= Dataset extract =
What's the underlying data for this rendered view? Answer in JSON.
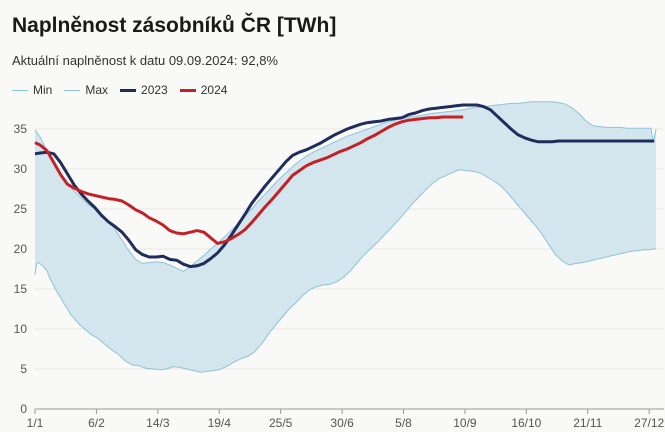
{
  "header": {
    "title": "Naplněnost zásobníků ČR [TWh]",
    "subtitle": "Aktuální naplněnost k datu 09.09.2024: 92,8%"
  },
  "legend": [
    {
      "label": "Min",
      "color": "#8fc3d8",
      "width": 1
    },
    {
      "label": "Max",
      "color": "#8fc3d8",
      "width": 1
    },
    {
      "label": "2023",
      "color": "#1f2d5c",
      "width": 3
    },
    {
      "label": "2024",
      "color": "#c42127",
      "width": 3
    }
  ],
  "chart_data": {
    "type": "area",
    "title": "Naplněnost zásobníků ČR [TWh]",
    "xlabel": "",
    "ylabel": "",
    "ylim": [
      0,
      37
    ],
    "xlim": [
      1,
      365
    ],
    "yticks": [
      0,
      5,
      10,
      15,
      20,
      25,
      30,
      35
    ],
    "xticks": [
      {
        "day": 1,
        "label": "1/1"
      },
      {
        "day": 37,
        "label": "6/2"
      },
      {
        "day": 73,
        "label": "14/3"
      },
      {
        "day": 109,
        "label": "19/4"
      },
      {
        "day": 145,
        "label": "25/5"
      },
      {
        "day": 181,
        "label": "30/6"
      },
      {
        "day": 217,
        "label": "5/8"
      },
      {
        "day": 253,
        "label": "10/9"
      },
      {
        "day": 289,
        "label": "16/10"
      },
      {
        "day": 325,
        "label": "21/11"
      },
      {
        "day": 361,
        "label": "27/12"
      }
    ],
    "grid": true,
    "colors": {
      "band": "#d3e6ee",
      "band_edge": "#8fc3d8",
      "y2023": "#1f2d5c",
      "y2024": "#c42127"
    },
    "series": [
      {
        "name": "Min",
        "x": [
          1,
          2,
          3,
          5,
          8,
          10,
          14,
          18,
          22,
          26,
          30,
          34,
          38,
          42,
          46,
          50,
          54,
          58,
          62,
          66,
          70,
          74,
          78,
          82,
          86,
          90,
          94,
          98,
          102,
          106,
          110,
          114,
          118,
          122,
          126,
          130,
          134,
          138,
          142,
          146,
          150,
          154,
          158,
          162,
          166,
          170,
          174,
          178,
          182,
          186,
          190,
          194,
          198,
          202,
          206,
          210,
          214,
          218,
          222,
          226,
          230,
          234,
          238,
          242,
          246,
          250,
          254,
          258,
          262,
          266,
          270,
          274,
          278,
          282,
          286,
          290,
          294,
          298,
          302,
          306,
          310,
          314,
          318,
          322,
          326,
          330,
          334,
          338,
          342,
          346,
          350,
          354,
          358,
          361,
          363,
          364,
          365
        ],
        "values": [
          16.8,
          18.2,
          18.3,
          18.0,
          17.3,
          16.2,
          14.6,
          13.2,
          11.8,
          10.8,
          10.0,
          9.3,
          8.8,
          8.1,
          7.4,
          6.8,
          6.0,
          5.5,
          5.4,
          5.1,
          5.0,
          4.9,
          5.0,
          5.3,
          5.2,
          5.0,
          4.8,
          4.6,
          4.7,
          4.8,
          5.0,
          5.4,
          5.9,
          6.3,
          6.6,
          7.2,
          8.2,
          9.4,
          10.5,
          11.5,
          12.5,
          13.3,
          14.2,
          14.9,
          15.3,
          15.5,
          15.6,
          15.9,
          16.5,
          17.3,
          18.3,
          19.3,
          20.1,
          20.9,
          21.8,
          22.7,
          23.6,
          24.6,
          25.6,
          26.5,
          27.4,
          28.2,
          28.8,
          29.2,
          29.6,
          29.9,
          29.8,
          29.7,
          29.5,
          29.0,
          28.5,
          27.9,
          27.0,
          26.0,
          25.0,
          24.0,
          23.0,
          21.9,
          20.6,
          19.3,
          18.5,
          18.0,
          18.2,
          18.3,
          18.5,
          18.7,
          18.9,
          19.1,
          19.3,
          19.5,
          19.7,
          19.8,
          19.9,
          19.9,
          20.0,
          20.0,
          20.0
        ]
      },
      {
        "name": "Max",
        "x": [
          1,
          4,
          8,
          12,
          16,
          20,
          24,
          28,
          32,
          36,
          40,
          44,
          48,
          52,
          56,
          60,
          64,
          68,
          72,
          76,
          80,
          84,
          88,
          92,
          96,
          100,
          104,
          108,
          112,
          116,
          120,
          124,
          128,
          132,
          136,
          140,
          144,
          148,
          152,
          156,
          160,
          164,
          168,
          172,
          176,
          180,
          184,
          188,
          192,
          196,
          200,
          204,
          208,
          212,
          216,
          220,
          224,
          228,
          232,
          236,
          240,
          244,
          248,
          252,
          256,
          260,
          264,
          268,
          272,
          276,
          280,
          284,
          288,
          292,
          296,
          300,
          304,
          308,
          312,
          316,
          320,
          324,
          328,
          332,
          336,
          340,
          344,
          348,
          352,
          356,
          360,
          362,
          363,
          364,
          365
        ],
        "values": [
          34.9,
          34.0,
          32.3,
          30.8,
          29.4,
          28.2,
          27.2,
          26.4,
          25.6,
          25.0,
          24.4,
          23.5,
          22.4,
          21.1,
          19.8,
          18.7,
          18.2,
          18.3,
          18.4,
          18.3,
          18.0,
          17.6,
          17.2,
          17.8,
          18.5,
          19.2,
          20.0,
          20.7,
          21.5,
          22.3,
          23.2,
          24.1,
          25.0,
          26.0,
          26.9,
          27.8,
          28.7,
          29.5,
          30.3,
          31.0,
          31.6,
          32.1,
          32.5,
          32.9,
          33.3,
          33.7,
          34.1,
          34.4,
          34.7,
          35.0,
          35.3,
          35.6,
          35.9,
          36.1,
          36.3,
          36.5,
          36.6,
          36.7,
          36.9,
          37.0,
          37.1,
          37.2,
          37.3,
          37.4,
          37.6,
          37.7,
          37.8,
          37.9,
          38.0,
          38.1,
          38.2,
          38.2,
          38.3,
          38.4,
          38.4,
          38.4,
          38.4,
          38.3,
          38.1,
          37.6,
          36.9,
          36.0,
          35.4,
          35.3,
          35.2,
          35.2,
          35.2,
          35.1,
          35.1,
          35.1,
          35.1,
          35.1,
          33.8,
          33.9,
          35.0
        ]
      },
      {
        "name": "2023",
        "x": [
          1,
          4,
          8,
          12,
          16,
          20,
          24,
          28,
          32,
          36,
          40,
          44,
          48,
          52,
          56,
          60,
          64,
          68,
          72,
          76,
          80,
          84,
          88,
          92,
          96,
          100,
          104,
          108,
          112,
          116,
          120,
          124,
          128,
          132,
          136,
          140,
          144,
          148,
          152,
          156,
          160,
          164,
          168,
          172,
          176,
          180,
          184,
          188,
          192,
          196,
          200,
          204,
          208,
          212,
          216,
          220,
          224,
          228,
          232,
          236,
          240,
          244,
          248,
          252,
          256,
          260,
          264,
          268,
          272,
          276,
          280,
          284,
          288,
          292,
          296,
          300,
          304,
          308,
          312,
          316,
          320,
          324,
          328,
          332,
          336,
          340,
          344,
          348,
          352,
          356,
          360,
          364
        ],
        "values": [
          31.9,
          32.0,
          32.1,
          31.9,
          30.8,
          29.4,
          28.0,
          26.9,
          26.0,
          25.2,
          24.2,
          23.4,
          22.8,
          22.1,
          21.1,
          19.9,
          19.3,
          19.0,
          19.0,
          19.1,
          18.7,
          18.6,
          18.1,
          17.8,
          17.9,
          18.2,
          18.8,
          19.5,
          20.5,
          21.7,
          23.0,
          24.3,
          25.7,
          26.8,
          27.9,
          28.9,
          29.9,
          30.9,
          31.7,
          32.1,
          32.4,
          32.8,
          33.2,
          33.7,
          34.2,
          34.6,
          35.0,
          35.3,
          35.6,
          35.8,
          35.9,
          36.0,
          36.2,
          36.3,
          36.4,
          36.8,
          37.0,
          37.3,
          37.5,
          37.6,
          37.7,
          37.8,
          37.9,
          38.0,
          38.0,
          38.0,
          37.8,
          37.4,
          36.6,
          35.8,
          35.0,
          34.3,
          33.9,
          33.6,
          33.4,
          33.4,
          33.4,
          33.5,
          33.5,
          33.5,
          33.5,
          33.5,
          33.5,
          33.5,
          33.5,
          33.5,
          33.5,
          33.5,
          33.5,
          33.5,
          33.5,
          33.5
        ],
        "note": "2023 continues to 27/12 in image"
      },
      {
        "name": "2024",
        "x": [
          1,
          4,
          8,
          12,
          16,
          20,
          24,
          28,
          32,
          36,
          40,
          44,
          48,
          52,
          56,
          60,
          64,
          68,
          72,
          76,
          80,
          84,
          88,
          92,
          96,
          100,
          104,
          108,
          112,
          116,
          120,
          124,
          128,
          132,
          136,
          140,
          144,
          148,
          152,
          156,
          160,
          164,
          168,
          172,
          176,
          180,
          184,
          188,
          192,
          196,
          200,
          204,
          208,
          212,
          216,
          220,
          224,
          228,
          232,
          236,
          240,
          244,
          248,
          252
        ],
        "values": [
          33.3,
          33.0,
          32.3,
          30.8,
          29.3,
          28.1,
          27.6,
          27.2,
          26.9,
          26.7,
          26.5,
          26.3,
          26.2,
          26.0,
          25.5,
          24.9,
          24.5,
          23.9,
          23.5,
          23.0,
          22.3,
          22.0,
          21.9,
          22.1,
          22.3,
          22.1,
          21.4,
          20.7,
          20.9,
          21.3,
          21.8,
          22.4,
          23.3,
          24.3,
          25.3,
          26.2,
          27.2,
          28.2,
          29.2,
          29.8,
          30.4,
          30.8,
          31.1,
          31.4,
          31.8,
          32.2,
          32.5,
          32.9,
          33.3,
          33.8,
          34.2,
          34.7,
          35.2,
          35.6,
          35.9,
          36.1,
          36.2,
          36.3,
          36.4,
          36.4,
          36.5,
          36.5,
          36.5,
          36.5
        ]
      }
    ]
  }
}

= Exercise instructions =
Of the lines above, how many include the word "name"? Reply with the number only.

= Solution for this task =
4